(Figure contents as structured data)
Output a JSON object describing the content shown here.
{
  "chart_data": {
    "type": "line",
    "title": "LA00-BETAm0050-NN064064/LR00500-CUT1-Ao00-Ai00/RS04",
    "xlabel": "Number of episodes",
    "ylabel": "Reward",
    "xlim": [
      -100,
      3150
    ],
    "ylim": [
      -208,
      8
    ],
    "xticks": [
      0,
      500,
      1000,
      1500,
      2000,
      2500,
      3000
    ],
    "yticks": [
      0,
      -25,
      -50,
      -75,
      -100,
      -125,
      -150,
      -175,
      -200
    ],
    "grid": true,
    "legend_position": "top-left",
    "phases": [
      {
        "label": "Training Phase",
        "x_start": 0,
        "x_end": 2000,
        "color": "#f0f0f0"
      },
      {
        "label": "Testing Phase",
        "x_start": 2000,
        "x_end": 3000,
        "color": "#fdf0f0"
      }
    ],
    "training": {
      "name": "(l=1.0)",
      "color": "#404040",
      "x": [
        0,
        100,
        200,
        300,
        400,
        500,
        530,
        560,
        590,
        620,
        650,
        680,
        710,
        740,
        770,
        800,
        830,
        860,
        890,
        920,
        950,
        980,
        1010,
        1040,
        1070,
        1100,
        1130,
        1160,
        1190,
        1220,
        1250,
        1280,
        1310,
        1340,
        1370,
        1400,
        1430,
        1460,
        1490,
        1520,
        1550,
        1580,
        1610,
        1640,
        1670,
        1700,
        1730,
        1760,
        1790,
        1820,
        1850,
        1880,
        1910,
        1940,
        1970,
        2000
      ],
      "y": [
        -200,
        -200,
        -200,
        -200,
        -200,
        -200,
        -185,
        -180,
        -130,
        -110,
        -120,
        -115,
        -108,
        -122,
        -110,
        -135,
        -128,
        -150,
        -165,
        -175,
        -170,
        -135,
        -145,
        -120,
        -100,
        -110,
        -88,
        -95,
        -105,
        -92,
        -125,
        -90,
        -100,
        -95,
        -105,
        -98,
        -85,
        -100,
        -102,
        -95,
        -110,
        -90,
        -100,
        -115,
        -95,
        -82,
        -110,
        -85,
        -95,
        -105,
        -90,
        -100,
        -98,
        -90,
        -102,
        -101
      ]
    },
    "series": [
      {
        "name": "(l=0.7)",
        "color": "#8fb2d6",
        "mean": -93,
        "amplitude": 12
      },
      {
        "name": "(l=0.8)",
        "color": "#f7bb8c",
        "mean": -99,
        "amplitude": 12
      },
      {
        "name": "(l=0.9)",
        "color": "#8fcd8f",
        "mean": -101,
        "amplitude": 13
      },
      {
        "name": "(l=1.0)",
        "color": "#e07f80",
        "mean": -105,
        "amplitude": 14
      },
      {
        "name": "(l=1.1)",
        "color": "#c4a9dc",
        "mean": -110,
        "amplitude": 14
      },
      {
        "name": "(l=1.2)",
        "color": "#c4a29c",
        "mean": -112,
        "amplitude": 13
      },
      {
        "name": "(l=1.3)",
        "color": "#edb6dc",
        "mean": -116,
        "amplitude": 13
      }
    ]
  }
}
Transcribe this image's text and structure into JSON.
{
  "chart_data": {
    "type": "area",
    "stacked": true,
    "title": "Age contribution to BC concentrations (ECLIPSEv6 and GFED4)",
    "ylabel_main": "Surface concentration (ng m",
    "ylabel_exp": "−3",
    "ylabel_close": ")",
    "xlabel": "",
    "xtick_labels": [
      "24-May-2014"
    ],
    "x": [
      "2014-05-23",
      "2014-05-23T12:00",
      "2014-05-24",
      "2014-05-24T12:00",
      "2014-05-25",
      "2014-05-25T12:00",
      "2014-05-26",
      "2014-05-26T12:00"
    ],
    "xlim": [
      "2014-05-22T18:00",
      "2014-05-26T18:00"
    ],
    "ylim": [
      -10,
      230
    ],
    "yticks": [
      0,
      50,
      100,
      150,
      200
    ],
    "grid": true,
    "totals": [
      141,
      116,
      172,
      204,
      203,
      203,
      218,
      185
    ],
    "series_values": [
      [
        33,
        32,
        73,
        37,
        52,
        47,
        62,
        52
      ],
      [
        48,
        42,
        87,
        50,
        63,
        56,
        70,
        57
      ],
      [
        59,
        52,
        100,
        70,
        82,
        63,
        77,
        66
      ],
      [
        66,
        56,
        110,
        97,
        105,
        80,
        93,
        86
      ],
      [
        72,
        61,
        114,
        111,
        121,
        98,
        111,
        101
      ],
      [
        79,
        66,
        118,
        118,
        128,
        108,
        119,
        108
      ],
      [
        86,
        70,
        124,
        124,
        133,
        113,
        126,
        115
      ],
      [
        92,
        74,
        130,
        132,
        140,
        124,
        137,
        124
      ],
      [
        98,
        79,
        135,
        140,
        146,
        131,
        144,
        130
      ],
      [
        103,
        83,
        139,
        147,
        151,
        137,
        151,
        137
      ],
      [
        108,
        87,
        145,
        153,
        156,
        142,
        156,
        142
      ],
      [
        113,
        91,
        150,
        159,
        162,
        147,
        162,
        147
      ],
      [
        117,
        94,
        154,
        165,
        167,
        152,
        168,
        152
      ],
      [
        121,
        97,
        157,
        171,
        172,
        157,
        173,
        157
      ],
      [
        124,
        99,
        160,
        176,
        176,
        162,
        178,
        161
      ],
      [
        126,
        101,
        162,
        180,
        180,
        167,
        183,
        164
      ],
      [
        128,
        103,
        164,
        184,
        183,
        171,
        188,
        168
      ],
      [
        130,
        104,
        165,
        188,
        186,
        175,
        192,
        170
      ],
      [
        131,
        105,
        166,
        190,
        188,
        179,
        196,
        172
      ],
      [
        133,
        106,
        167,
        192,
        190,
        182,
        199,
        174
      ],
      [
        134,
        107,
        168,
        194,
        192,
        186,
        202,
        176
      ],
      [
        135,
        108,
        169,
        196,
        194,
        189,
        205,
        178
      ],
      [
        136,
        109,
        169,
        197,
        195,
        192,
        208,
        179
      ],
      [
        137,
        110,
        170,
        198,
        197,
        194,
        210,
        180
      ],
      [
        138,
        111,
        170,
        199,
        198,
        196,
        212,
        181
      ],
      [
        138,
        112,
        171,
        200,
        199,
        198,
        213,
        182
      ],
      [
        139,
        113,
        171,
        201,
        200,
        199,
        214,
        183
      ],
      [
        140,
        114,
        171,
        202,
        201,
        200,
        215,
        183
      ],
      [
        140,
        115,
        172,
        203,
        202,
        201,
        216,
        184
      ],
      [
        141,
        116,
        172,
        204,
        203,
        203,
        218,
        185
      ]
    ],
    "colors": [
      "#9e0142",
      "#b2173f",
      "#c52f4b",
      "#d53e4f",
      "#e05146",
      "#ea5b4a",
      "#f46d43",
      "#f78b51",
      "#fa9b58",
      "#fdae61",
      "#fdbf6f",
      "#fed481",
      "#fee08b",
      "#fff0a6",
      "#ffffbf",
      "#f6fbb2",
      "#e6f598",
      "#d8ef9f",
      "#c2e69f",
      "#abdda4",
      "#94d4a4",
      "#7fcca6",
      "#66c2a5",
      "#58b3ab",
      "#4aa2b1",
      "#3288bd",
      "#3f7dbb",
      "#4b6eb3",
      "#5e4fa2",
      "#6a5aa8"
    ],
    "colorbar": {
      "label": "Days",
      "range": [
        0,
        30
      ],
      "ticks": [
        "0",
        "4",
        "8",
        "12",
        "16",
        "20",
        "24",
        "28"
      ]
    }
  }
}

_What needs to be done:_ Output the entries verbatim.

_Correct output:_
Output a JSON object describing the content shown here.
{
  "chart_data": {
    "type": "line",
    "title": "LA00-BETAm0050-NN064064/LR00500-CUT1-Ao00-Ai00/RS04",
    "xlabel": "Number of episodes",
    "ylabel": "Reward",
    "xlim": [
      -100,
      3150
    ],
    "ylim": [
      -208,
      8
    ],
    "xticks": [
      0,
      500,
      1000,
      1500,
      2000,
      2500,
      3000
    ],
    "yticks": [
      0,
      -25,
      -50,
      -75,
      -100,
      -125,
      -150,
      -175,
      -200
    ],
    "grid": true,
    "legend_position": "top-left",
    "phases": [
      {
        "label": "Training Phase",
        "x_start": 0,
        "x_end": 2000,
        "color": "#f0f0f0"
      },
      {
        "label": "Testing Phase",
        "x_start": 2000,
        "x_end": 3000,
        "color": "#fdf0f0"
      }
    ],
    "training": {
      "name": "(l=1.0)",
      "color": "#404040",
      "x": [
        0,
        100,
        200,
        300,
        400,
        500,
        530,
        560,
        590,
        620,
        650,
        680,
        710,
        740,
        770,
        800,
        830,
        860,
        890,
        920,
        950,
        980,
        1010,
        1040,
        1070,
        1100,
        1130,
        1160,
        1190,
        1220,
        1250,
        1280,
        1310,
        1340,
        1370,
        1400,
        1430,
        1460,
        1490,
        1520,
        1550,
        1580,
        1610,
        1640,
        1670,
        1700,
        1730,
        1760,
        1790,
        1820,
        1850,
        1880,
        1910,
        1940,
        1970,
        2000
      ],
      "y": [
        -200,
        -200,
        -200,
        -200,
        -200,
        -200,
        -185,
        -180,
        -130,
        -110,
        -120,
        -115,
        -108,
        -122,
        -110,
        -135,
        -128,
        -150,
        -165,
        -175,
        -170,
        -135,
        -145,
        -120,
        -100,
        -110,
        -88,
        -95,
        -105,
        -92,
        -125,
        -90,
        -100,
        -95,
        -105,
        -98,
        -85,
        -100,
        -102,
        -95,
        -110,
        -90,
        -100,
        -115,
        -95,
        -82,
        -110,
        -85,
        -95,
        -105,
        -90,
        -100,
        -98,
        -90,
        -102,
        -101
      ]
    },
    "series": [
      {
        "name": "(l=0.7)",
        "color": "#8fb2d6",
        "mean": -93,
        "amplitude": 12
      },
      {
        "name": "(l=0.8)",
        "color": "#f7bb8c",
        "mean": -99,
        "amplitude": 12
      },
      {
        "name": "(l=0.9)",
        "color": "#8fcd8f",
        "mean": -101,
        "amplitude": 13
      },
      {
        "name": "(l=1.0)",
        "color": "#e07f80",
        "mean": -105,
        "amplitude": 14
      },
      {
        "name": "(l=1.1)",
        "color": "#c4a9dc",
        "mean": -110,
        "amplitude": 14
      },
      {
        "name": "(l=1.2)",
        "color": "#c4a29c",
        "mean": -112,
        "amplitude": 13
      },
      {
        "name": "(l=1.3)",
        "color": "#edb6dc",
        "mean": -116,
        "amplitude": 13
      }
    ]
  }
}
Transcribe this image's text and structure into JSON.
{
  "chart_data": {
    "type": "area",
    "stacked": true,
    "title": "Age contribution to BC concentrations (ECLIPSEv6 and GFED4)",
    "ylabel_main": "Surface concentration (ng m",
    "ylabel_exp": "−3",
    "ylabel_close": ")",
    "xlabel": "",
    "xtick_labels": [
      "24-May-2014"
    ],
    "x": [
      "2014-05-23",
      "2014-05-23T12:00",
      "2014-05-24",
      "2014-05-24T12:00",
      "2014-05-25",
      "2014-05-25T12:00",
      "2014-05-26",
      "2014-05-26T12:00"
    ],
    "xlim": [
      "2014-05-22T18:00",
      "2014-05-26T18:00"
    ],
    "ylim": [
      -10,
      230
    ],
    "yticks": [
      0,
      50,
      100,
      150,
      200
    ],
    "grid": true,
    "totals": [
      141,
      116,
      172,
      204,
      203,
      203,
      218,
      185
    ],
    "series_values": [
      [
        33,
        32,
        73,
        37,
        52,
        47,
        62,
        52
      ],
      [
        48,
        42,
        87,
        50,
        63,
        56,
        70,
        57
      ],
      [
        59,
        52,
        100,
        70,
        82,
        63,
        77,
        66
      ],
      [
        66,
        56,
        110,
        97,
        105,
        80,
        93,
        86
      ],
      [
        72,
        61,
        114,
        111,
        121,
        98,
        111,
        101
      ],
      [
        79,
        66,
        118,
        118,
        128,
        108,
        119,
        108
      ],
      [
        86,
        70,
        124,
        124,
        133,
        113,
        126,
        115
      ],
      [
        92,
        74,
        130,
        132,
        140,
        124,
        137,
        124
      ],
      [
        98,
        79,
        135,
        140,
        146,
        131,
        144,
        130
      ],
      [
        103,
        83,
        139,
        147,
        151,
        137,
        151,
        137
      ],
      [
        108,
        87,
        145,
        153,
        156,
        142,
        156,
        142
      ],
      [
        113,
        91,
        150,
        159,
        162,
        147,
        162,
        147
      ],
      [
        117,
        94,
        154,
        165,
        167,
        152,
        168,
        152
      ],
      [
        121,
        97,
        157,
        171,
        172,
        157,
        173,
        157
      ],
      [
        124,
        99,
        160,
        176,
        176,
        162,
        178,
        161
      ],
      [
        126,
        101,
        162,
        180,
        180,
        167,
        183,
        164
      ],
      [
        128,
        103,
        164,
        184,
        183,
        171,
        188,
        168
      ],
      [
        130,
        104,
        165,
        188,
        186,
        175,
        192,
        170
      ],
      [
        131,
        105,
        166,
        190,
        188,
        179,
        196,
        172
      ],
      [
        133,
        106,
        167,
        192,
        190,
        182,
        199,
        174
      ],
      [
        134,
        107,
        168,
        194,
        192,
        186,
        202,
        176
      ],
      [
        135,
        108,
        169,
        196,
        194,
        189,
        205,
        178
      ],
      [
        136,
        109,
        169,
        197,
        195,
        192,
        208,
        179
      ],
      [
        137,
        110,
        170,
        198,
        197,
        194,
        210,
        180
      ],
      [
        138,
        111,
        170,
        199,
        198,
        196,
        212,
        181
      ],
      [
        138,
        112,
        171,
        200,
        199,
        198,
        213,
        182
      ],
      [
        139,
        113,
        171,
        201,
        200,
        199,
        214,
        183
      ],
      [
        140,
        114,
        171,
        202,
        201,
        200,
        215,
        183
      ],
      [
        140,
        115,
        172,
        203,
        202,
        201,
        216,
        184
      ],
      [
        141,
        116,
        172,
        204,
        203,
        203,
        218,
        185
      ]
    ],
    "colors": [
      "#9e0142",
      "#b2173f",
      "#c52f4b",
      "#d53e4f",
      "#e05146",
      "#ea5b4a",
      "#f46d43",
      "#f78b51",
      "#fa9b58",
      "#fdae61",
      "#fdbf6f",
      "#fed481",
      "#fee08b",
      "#fff0a6",
      "#ffffbf",
      "#f6fbb2",
      "#e6f598",
      "#d8ef9f",
      "#c2e69f",
      "#abdda4",
      "#94d4a4",
      "#7fcca6",
      "#66c2a5",
      "#58b3ab",
      "#4aa2b1",
      "#3288bd",
      "#3f7dbb",
      "#4b6eb3",
      "#5e4fa2",
      "#6a5aa8"
    ],
    "colorbar": {
      "label": "Days",
      "range": [
        0,
        30
      ],
      "ticks": [
        "0",
        "4",
        "8",
        "12",
        "16",
        "20",
        "24",
        "28"
      ]
    }
  }
}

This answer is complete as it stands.